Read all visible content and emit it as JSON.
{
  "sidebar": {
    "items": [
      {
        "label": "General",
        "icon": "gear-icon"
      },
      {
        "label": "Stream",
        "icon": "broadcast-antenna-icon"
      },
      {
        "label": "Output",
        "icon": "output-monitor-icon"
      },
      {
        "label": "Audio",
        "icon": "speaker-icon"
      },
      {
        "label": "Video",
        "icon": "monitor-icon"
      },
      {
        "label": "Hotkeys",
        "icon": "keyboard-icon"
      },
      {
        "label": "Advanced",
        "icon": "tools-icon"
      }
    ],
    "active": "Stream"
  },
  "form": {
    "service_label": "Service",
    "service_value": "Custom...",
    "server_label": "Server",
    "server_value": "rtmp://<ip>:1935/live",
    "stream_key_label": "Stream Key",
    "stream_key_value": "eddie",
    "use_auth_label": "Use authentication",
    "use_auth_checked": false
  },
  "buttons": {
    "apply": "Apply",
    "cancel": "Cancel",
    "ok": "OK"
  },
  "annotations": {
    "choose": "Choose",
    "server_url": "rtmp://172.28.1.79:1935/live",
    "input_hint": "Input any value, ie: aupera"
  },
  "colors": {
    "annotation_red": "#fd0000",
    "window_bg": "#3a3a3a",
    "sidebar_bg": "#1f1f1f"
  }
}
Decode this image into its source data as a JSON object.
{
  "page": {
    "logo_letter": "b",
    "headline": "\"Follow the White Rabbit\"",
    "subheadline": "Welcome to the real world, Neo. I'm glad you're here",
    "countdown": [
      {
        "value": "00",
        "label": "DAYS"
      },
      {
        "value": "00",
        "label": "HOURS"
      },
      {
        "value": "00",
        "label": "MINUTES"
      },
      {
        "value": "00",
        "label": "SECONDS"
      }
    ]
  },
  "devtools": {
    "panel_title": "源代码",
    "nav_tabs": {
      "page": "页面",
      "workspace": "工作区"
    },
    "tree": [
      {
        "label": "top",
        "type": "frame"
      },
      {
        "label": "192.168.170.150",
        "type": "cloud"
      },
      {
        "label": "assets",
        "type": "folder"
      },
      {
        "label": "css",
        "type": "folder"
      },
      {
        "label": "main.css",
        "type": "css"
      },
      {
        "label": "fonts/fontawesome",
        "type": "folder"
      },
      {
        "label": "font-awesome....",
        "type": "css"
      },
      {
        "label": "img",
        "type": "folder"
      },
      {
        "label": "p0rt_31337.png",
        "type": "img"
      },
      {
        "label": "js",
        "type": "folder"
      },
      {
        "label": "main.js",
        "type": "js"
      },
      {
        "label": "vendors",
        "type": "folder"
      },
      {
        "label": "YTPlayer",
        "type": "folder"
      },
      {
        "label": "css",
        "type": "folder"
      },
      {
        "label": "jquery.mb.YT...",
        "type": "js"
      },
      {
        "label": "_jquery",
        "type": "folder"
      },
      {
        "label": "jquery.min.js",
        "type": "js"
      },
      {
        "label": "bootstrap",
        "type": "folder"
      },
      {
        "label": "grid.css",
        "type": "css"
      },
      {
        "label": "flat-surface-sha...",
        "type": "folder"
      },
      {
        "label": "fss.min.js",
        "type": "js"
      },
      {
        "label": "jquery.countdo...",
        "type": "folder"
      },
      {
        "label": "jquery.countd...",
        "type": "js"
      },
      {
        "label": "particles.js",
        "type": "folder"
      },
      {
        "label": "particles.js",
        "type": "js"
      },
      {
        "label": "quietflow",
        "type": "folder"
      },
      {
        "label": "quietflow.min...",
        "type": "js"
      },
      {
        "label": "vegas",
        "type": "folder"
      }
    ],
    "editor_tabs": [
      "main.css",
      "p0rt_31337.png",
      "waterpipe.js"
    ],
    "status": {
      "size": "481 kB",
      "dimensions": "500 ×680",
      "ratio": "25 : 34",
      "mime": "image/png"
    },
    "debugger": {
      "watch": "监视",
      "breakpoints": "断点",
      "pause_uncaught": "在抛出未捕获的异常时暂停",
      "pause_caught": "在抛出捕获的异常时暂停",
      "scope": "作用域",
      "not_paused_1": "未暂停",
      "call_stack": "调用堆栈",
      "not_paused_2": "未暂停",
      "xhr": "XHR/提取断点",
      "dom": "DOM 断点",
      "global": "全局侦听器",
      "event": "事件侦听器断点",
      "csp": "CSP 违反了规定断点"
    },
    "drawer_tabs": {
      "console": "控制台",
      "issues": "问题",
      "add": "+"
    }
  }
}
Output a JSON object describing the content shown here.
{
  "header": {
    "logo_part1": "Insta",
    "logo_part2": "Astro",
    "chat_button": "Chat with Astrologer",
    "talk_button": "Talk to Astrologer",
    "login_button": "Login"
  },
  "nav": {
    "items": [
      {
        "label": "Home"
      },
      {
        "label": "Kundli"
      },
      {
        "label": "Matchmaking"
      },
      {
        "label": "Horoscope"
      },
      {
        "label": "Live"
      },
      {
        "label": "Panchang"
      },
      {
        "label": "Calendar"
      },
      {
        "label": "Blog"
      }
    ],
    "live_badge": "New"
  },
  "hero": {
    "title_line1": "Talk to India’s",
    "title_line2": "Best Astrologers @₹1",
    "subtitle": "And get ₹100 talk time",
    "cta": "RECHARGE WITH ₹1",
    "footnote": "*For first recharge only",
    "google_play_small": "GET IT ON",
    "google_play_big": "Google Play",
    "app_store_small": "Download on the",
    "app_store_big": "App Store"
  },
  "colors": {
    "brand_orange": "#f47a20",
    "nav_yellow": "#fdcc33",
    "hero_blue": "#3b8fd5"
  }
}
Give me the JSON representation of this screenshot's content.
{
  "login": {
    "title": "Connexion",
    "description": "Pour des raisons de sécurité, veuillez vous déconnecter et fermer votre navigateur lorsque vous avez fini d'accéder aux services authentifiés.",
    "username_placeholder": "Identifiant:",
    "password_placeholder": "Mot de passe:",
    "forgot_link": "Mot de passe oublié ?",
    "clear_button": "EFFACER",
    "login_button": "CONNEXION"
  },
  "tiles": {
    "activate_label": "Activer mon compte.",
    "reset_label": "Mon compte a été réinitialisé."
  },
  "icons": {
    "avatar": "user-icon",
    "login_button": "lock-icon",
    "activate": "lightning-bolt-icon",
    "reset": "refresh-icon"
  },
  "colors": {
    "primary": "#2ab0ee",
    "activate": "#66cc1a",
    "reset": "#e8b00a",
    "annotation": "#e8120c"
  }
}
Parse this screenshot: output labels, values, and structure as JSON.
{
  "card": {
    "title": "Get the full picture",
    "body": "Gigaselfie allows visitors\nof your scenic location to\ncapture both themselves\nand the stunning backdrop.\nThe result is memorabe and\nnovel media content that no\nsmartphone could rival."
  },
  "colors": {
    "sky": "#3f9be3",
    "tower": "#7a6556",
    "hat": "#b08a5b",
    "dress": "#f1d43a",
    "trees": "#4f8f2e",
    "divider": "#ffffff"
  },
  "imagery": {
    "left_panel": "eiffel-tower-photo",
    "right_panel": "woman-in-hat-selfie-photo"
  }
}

···

Goal of the exercise.
Copy out the whole listing, exactly as written.

Full output.
Read all visible content and emit it as JSON.
{
  "sidebar": {
    "items": [
      {
        "label": "General",
        "icon": "gear-icon"
      },
      {
        "label": "Stream",
        "icon": "broadcast-antenna-icon"
      },
      {
        "label": "Output",
        "icon": "output-monitor-icon"
      },
      {
        "label": "Audio",
        "icon": "speaker-icon"
      },
      {
        "label": "Video",
        "icon": "monitor-icon"
      },
      {
        "label": "Hotkeys",
        "icon": "keyboard-icon"
      },
      {
        "label": "Advanced",
        "icon": "tools-icon"
      }
    ],
    "active": "Stream"
  },
  "form": {
    "service_label": "Service",
    "service_value": "Custom...",
    "server_label": "Server",
    "server_value": "rtmp://<ip>:1935/live",
    "stream_key_label": "Stream Key",
    "stream_key_value": "eddie",
    "use_auth_label": "Use authentication",
    "use_auth_checked": false
  },
  "buttons": {
    "apply": "Apply",
    "cancel": "Cancel",
    "ok": "OK"
  },
  "annotations": {
    "choose": "Choose",
    "server_url": "rtmp://172.28.1.79:1935/live",
    "input_hint": "Input any value, ie: aupera"
  },
  "colors": {
    "annotation_red": "#fd0000",
    "window_bg": "#3a3a3a",
    "sidebar_bg": "#1f1f1f"
  }
}
Decode this image into its source data as a JSON object.
{
  "page": {
    "logo_letter": "b",
    "headline": "\"Follow the White Rabbit\"",
    "subheadline": "Welcome to the real world, Neo. I'm glad you're here",
    "countdown": [
      {
        "value": "00",
        "label": "DAYS"
      },
      {
        "value": "00",
        "label": "HOURS"
      },
      {
        "value": "00",
        "label": "MINUTES"
      },
      {
        "value": "00",
        "label": "SECONDS"
      }
    ]
  },
  "devtools": {
    "panel_title": "源代码",
    "nav_tabs": {
      "page": "页面",
      "workspace": "工作区"
    },
    "tree": [
      {
        "label": "top",
        "type": "frame"
      },
      {
        "label": "192.168.170.150",
        "type": "cloud"
      },
      {
        "label": "assets",
        "type": "folder"
      },
      {
        "label": "css",
        "type": "folder"
      },
      {
        "label": "main.css",
        "type": "css"
      },
      {
        "label": "fonts/fontawesome",
        "type": "folder"
      },
      {
        "label": "font-awesome....",
        "type": "css"
      },
      {
        "label": "img",
        "type": "folder"
      },
      {
        "label": "p0rt_31337.png",
        "type": "img"
      },
      {
        "label": "js",
        "type": "folder"
      },
      {
        "label": "main.js",
        "type": "js"
      },
      {
        "label": "vendors",
        "type": "folder"
      },
      {
        "label": "YTPlayer",
        "type": "folder"
      },
      {
        "label": "css",
        "type": "folder"
      },
      {
        "label": "jquery.mb.YT...",
        "type": "js"
      },
      {
        "label": "_jquery",
        "type": "folder"
      },
      {
        "label": "jquery.min.js",
        "type": "js"
      },
      {
        "label": "bootstrap",
        "type": "folder"
      },
      {
        "label": "grid.css",
        "type": "css"
      },
      {
        "label": "flat-surface-sha...",
        "type": "folder"
      },
      {
        "label": "fss.min.js",
        "type": "js"
      },
      {
        "label": "jquery.countdo...",
        "type": "folder"
      },
      {
        "label": "jquery.countd...",
        "type": "js"
      },
      {
        "label": "particles.js",
        "type": "folder"
      },
      {
        "label": "particles.js",
        "type": "js"
      },
      {
        "label": "quietflow",
        "type": "folder"
      },
      {
        "label": "quietflow.min...",
        "type": "js"
      },
      {
        "label": "vegas",
        "type": "folder"
      }
    ],
    "editor_tabs": [
      "main.css",
      "p0rt_31337.png",
      "waterpipe.js"
    ],
    "status": {
      "size": "481 kB",
      "dimensions": "500 ×680",
      "ratio": "25 : 34",
      "mime": "image/png"
    },
    "debugger": {
      "watch": "监视",
      "breakpoints": "断点",
      "pause_uncaught": "在抛出未捕获的异常时暂停",
      "pause_caught": "在抛出捕获的异常时暂停",
      "scope": "作用域",
      "not_paused_1": "未暂停",
      "call_stack": "调用堆栈",
      "not_paused_2": "未暂停",
      "xhr": "XHR/提取断点",
      "dom": "DOM 断点",
      "global": "全局侦听器",
      "event": "事件侦听器断点",
      "csp": "CSP 违反了规定断点"
    },
    "drawer_tabs": {
      "console": "控制台",
      "issues": "问题",
      "add": "+"
    }
  }
}
Output a JSON object describing the content shown here.
{
  "header": {
    "logo_part1": "Insta",
    "logo_part2": "Astro",
    "chat_button": "Chat with Astrologer",
    "talk_button": "Talk to Astrologer",
    "login_button": "Login"
  },
  "nav": {
    "items": [
      {
        "label": "Home"
      },
      {
        "label": "Kundli"
      },
      {
        "label": "Matchmaking"
      },
      {
        "label": "Horoscope"
      },
      {
        "label": "Live"
      },
      {
        "label": "Panchang"
      },
      {
        "label": "Calendar"
      },
      {
        "label": "Blog"
      }
    ],
    "live_badge": "New"
  },
  "hero": {
    "title_line1": "Talk to India’s",
    "title_line2": "Best Astrologers @₹1",
    "subtitle": "And get ₹100 talk time",
    "cta": "RECHARGE WITH ₹1",
    "footnote": "*For first recharge only",
    "google_play_small": "GET IT ON",
    "google_play_big": "Google Play",
    "app_store_small": "Download on the",
    "app_store_big": "App Store"
  },
  "colors": {
    "brand_orange": "#f47a20",
    "nav_yellow": "#fdcc33",
    "hero_blue": "#3b8fd5"
  }
}
Give me the JSON representation of this screenshot's content.
{
  "login": {
    "title": "Connexion",
    "description": "Pour des raisons de sécurité, veuillez vous déconnecter et fermer votre navigateur lorsque vous avez fini d'accéder aux services authentifiés.",
    "username_placeholder": "Identifiant:",
    "password_placeholder": "Mot de passe:",
    "forgot_link": "Mot de passe oublié ?",
    "clear_button": "EFFACER",
    "login_button": "CONNEXION"
  },
  "tiles": {
    "activate_label": "Activer mon compte.",
    "reset_label": "Mon compte a été réinitialisé."
  },
  "icons": {
    "avatar": "user-icon",
    "login_button": "lock-icon",
    "activate": "lightning-bolt-icon",
    "reset": "refresh-icon"
  },
  "colors": {
    "primary": "#2ab0ee",
    "activate": "#66cc1a",
    "reset": "#e8b00a",
    "annotation": "#e8120c"
  }
}
Parse this screenshot: output labels, values, and structure as JSON.
{
  "card": {
    "title": "Get the full picture",
    "body": "Gigaselfie allows visitors\nof your scenic location to\ncapture both themselves\nand the stunning backdrop.\nThe result is memorabe and\nnovel media content that no\nsmartphone could rival."
  },
  "colors": {
    "sky": "#3f9be3",
    "tower": "#7a6556",
    "hat": "#b08a5b",
    "dress": "#f1d43a",
    "trees": "#4f8f2e",
    "divider": "#ffffff"
  },
  "imagery": {
    "left_panel": "eiffel-tower-photo",
    "right_panel": "woman-in-hat-selfie-photo"
  }
}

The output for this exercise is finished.